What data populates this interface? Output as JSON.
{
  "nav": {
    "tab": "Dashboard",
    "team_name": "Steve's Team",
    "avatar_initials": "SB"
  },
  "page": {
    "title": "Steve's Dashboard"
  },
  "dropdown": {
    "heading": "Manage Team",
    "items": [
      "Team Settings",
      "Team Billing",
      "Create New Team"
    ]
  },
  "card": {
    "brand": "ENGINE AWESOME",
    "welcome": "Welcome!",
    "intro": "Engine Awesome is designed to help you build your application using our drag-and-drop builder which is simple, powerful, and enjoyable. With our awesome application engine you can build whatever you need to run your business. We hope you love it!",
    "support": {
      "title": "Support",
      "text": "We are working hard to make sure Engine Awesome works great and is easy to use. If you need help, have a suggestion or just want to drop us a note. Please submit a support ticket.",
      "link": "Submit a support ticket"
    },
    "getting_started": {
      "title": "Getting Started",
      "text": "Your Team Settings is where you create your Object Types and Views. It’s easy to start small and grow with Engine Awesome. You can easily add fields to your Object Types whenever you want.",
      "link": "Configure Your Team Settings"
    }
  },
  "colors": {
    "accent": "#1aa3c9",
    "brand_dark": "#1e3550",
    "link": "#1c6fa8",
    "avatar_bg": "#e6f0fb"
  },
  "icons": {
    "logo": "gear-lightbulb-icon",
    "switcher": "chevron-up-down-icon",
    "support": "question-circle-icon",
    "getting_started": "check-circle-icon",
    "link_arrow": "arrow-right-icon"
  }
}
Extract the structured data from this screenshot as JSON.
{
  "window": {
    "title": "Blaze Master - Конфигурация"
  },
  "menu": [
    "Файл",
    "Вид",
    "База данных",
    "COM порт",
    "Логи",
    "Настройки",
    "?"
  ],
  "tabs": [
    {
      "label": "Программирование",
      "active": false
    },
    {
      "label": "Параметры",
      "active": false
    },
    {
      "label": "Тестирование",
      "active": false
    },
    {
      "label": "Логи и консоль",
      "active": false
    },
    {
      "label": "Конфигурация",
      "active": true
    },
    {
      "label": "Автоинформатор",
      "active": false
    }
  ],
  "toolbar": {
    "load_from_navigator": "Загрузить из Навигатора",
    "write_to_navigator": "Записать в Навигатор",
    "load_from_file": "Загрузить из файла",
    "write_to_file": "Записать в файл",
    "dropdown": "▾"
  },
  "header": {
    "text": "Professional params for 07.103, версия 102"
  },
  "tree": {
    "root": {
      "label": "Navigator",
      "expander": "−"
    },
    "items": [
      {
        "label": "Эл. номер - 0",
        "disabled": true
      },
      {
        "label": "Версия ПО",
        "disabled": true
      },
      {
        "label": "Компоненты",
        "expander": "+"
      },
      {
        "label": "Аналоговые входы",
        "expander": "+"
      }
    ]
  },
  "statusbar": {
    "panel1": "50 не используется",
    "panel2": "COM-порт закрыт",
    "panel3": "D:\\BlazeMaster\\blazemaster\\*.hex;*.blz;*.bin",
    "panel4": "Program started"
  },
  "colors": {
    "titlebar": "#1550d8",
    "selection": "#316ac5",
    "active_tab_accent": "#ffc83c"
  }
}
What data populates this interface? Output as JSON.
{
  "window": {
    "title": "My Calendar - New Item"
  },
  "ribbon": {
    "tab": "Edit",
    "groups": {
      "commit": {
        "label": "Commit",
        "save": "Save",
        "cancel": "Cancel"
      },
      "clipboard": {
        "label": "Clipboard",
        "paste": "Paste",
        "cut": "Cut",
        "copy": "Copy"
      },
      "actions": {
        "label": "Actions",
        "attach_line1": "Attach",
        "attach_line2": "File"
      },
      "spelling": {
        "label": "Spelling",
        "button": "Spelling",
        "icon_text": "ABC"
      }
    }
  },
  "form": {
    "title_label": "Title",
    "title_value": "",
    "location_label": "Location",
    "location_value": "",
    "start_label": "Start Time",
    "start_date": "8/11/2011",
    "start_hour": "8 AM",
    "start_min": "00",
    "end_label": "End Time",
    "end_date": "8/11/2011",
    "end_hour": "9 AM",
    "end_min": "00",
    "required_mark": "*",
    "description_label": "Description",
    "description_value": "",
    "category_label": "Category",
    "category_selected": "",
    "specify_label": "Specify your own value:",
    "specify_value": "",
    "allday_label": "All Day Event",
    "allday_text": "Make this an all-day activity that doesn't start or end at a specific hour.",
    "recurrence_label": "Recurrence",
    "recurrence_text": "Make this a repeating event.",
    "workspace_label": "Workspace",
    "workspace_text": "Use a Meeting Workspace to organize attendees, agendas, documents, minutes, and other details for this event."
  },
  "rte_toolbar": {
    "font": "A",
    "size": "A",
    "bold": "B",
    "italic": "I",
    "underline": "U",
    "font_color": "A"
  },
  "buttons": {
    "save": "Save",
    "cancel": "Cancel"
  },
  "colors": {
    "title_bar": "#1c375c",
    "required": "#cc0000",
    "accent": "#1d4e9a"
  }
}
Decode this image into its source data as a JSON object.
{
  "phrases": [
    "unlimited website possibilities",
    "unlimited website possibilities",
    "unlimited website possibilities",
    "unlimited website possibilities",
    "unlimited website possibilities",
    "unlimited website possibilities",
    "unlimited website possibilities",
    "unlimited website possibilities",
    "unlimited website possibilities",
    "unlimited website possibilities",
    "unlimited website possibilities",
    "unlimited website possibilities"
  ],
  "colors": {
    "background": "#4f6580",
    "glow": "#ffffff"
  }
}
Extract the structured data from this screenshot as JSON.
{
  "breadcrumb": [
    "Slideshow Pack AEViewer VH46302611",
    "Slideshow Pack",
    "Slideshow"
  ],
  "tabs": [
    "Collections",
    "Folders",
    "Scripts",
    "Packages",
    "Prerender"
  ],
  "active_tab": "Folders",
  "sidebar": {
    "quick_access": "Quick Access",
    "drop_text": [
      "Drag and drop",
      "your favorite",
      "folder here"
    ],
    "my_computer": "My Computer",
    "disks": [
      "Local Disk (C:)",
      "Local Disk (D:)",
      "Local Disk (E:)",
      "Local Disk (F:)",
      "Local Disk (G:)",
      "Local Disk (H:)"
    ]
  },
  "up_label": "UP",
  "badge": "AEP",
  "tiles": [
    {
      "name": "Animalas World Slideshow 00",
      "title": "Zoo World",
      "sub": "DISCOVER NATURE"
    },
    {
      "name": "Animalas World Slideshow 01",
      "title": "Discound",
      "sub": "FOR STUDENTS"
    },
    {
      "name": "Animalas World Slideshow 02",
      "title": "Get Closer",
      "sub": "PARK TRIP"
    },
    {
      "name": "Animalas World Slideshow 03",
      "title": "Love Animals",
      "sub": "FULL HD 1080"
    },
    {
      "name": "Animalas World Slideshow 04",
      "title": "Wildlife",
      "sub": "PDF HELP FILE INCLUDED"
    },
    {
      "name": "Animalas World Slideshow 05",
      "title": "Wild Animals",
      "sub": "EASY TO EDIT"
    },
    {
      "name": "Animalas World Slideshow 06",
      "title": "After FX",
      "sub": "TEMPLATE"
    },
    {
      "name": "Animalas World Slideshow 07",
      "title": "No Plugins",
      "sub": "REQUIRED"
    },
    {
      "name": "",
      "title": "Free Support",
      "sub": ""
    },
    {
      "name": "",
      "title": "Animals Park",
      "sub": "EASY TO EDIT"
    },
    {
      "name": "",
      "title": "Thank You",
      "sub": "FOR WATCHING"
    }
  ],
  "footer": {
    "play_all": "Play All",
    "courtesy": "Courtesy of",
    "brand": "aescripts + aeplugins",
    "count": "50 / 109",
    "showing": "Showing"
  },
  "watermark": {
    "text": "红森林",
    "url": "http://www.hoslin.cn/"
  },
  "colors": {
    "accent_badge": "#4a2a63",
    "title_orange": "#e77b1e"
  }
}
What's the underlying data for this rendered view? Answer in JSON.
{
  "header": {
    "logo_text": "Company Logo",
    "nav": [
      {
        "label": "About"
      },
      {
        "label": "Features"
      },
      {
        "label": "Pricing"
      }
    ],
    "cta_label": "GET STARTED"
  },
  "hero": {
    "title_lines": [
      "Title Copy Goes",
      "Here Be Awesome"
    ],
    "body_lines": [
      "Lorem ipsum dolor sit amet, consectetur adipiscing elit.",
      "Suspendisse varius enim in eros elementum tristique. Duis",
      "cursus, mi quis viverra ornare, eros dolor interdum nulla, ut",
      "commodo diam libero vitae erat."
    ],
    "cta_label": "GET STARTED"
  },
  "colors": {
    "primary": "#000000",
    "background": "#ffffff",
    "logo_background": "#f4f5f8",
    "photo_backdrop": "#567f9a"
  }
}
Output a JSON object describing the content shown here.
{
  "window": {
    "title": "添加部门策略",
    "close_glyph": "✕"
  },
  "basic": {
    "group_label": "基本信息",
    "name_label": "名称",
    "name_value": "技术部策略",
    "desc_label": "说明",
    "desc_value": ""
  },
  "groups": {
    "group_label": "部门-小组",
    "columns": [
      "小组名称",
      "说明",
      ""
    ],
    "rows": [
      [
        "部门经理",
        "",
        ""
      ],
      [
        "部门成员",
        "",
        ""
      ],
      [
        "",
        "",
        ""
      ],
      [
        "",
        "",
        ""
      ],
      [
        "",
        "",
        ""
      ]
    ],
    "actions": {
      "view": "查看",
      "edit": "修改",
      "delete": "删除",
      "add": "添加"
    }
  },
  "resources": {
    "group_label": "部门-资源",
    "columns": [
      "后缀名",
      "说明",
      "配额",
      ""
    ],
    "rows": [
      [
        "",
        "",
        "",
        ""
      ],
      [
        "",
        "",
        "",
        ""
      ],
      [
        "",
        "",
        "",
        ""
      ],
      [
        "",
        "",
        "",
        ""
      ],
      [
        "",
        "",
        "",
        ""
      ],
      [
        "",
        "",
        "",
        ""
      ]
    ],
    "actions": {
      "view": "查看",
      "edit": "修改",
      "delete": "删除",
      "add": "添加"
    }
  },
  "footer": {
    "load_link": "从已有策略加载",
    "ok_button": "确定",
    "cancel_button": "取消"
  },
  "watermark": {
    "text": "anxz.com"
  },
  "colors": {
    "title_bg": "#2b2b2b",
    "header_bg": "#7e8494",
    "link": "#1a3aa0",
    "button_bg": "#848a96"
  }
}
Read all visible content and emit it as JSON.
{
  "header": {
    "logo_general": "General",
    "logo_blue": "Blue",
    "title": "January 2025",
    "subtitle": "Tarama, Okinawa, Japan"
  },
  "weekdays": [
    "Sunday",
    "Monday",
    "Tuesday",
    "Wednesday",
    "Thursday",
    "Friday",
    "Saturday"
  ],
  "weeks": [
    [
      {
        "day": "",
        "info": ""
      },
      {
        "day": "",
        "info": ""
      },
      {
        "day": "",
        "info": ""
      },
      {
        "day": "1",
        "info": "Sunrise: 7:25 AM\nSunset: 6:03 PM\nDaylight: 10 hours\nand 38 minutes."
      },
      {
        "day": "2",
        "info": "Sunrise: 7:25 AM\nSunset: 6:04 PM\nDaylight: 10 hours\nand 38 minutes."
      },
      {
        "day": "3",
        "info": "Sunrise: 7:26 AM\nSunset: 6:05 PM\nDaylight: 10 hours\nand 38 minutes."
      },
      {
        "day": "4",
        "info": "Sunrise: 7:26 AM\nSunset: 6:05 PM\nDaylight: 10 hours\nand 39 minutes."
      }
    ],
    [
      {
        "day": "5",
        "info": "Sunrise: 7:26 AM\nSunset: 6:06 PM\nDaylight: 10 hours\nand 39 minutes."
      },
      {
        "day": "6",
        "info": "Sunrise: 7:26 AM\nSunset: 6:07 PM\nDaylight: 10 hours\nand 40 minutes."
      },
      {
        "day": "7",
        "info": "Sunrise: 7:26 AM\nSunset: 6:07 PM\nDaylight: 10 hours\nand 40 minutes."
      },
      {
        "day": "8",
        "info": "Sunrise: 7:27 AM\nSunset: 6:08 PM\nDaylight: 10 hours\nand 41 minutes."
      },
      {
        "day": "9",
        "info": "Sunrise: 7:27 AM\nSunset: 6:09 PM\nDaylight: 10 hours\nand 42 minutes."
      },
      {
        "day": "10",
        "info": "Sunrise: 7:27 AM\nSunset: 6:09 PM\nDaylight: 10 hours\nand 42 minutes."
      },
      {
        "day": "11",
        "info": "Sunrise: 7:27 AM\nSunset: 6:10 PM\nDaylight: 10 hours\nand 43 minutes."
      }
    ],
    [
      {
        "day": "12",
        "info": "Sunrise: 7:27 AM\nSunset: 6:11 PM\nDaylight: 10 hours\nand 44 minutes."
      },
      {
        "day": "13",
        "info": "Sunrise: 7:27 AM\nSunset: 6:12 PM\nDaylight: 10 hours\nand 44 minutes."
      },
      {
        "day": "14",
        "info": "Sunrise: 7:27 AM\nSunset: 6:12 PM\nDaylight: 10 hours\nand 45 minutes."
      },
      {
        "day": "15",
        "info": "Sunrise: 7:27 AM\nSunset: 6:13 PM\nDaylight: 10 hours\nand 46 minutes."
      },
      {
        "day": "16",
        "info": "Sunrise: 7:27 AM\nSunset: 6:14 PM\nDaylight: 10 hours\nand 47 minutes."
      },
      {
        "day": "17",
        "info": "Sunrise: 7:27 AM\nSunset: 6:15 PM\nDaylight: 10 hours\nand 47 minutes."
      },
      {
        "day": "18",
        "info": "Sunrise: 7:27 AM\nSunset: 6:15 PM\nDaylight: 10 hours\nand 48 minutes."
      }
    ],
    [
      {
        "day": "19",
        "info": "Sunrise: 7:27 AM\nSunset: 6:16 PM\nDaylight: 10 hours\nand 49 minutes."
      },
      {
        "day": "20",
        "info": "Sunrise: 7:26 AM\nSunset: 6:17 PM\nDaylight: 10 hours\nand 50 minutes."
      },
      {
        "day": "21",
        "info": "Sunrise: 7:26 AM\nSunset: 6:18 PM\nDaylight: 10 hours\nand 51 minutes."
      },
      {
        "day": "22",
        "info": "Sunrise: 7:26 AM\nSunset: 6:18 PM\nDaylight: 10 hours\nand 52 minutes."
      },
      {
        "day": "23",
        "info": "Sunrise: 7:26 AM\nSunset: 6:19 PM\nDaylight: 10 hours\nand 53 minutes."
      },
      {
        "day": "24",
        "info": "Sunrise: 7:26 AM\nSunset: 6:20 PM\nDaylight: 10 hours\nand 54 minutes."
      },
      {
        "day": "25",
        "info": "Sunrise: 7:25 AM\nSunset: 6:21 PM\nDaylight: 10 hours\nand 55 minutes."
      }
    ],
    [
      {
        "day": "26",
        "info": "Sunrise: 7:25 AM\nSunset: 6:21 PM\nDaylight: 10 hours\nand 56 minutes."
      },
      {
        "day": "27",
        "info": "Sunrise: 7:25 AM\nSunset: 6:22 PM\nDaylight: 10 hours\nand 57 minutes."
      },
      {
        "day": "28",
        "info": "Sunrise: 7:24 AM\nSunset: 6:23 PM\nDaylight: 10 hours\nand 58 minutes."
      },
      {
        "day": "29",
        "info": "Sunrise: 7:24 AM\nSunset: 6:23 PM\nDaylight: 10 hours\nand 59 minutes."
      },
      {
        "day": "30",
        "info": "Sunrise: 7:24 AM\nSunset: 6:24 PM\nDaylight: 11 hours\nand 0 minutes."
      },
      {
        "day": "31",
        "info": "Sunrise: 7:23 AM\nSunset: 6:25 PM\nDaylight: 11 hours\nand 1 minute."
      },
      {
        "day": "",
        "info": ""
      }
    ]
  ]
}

# [Problem details]
Reproduce each line of the material containing the word "JSON".

# [The reply]
What data populates this interface? Output as JSON.
Extract the structured data from this screenshot as JSON.
What data populates this interface? Output as JSON.
Decode this image into its source data as a JSON object.
Extract the structured data from this screenshot as JSON.
What's the underlying data for this rendered view? Answer in JSON.
Output a JSON object describing the content shown here.
Read all visible content and emit it as JSON.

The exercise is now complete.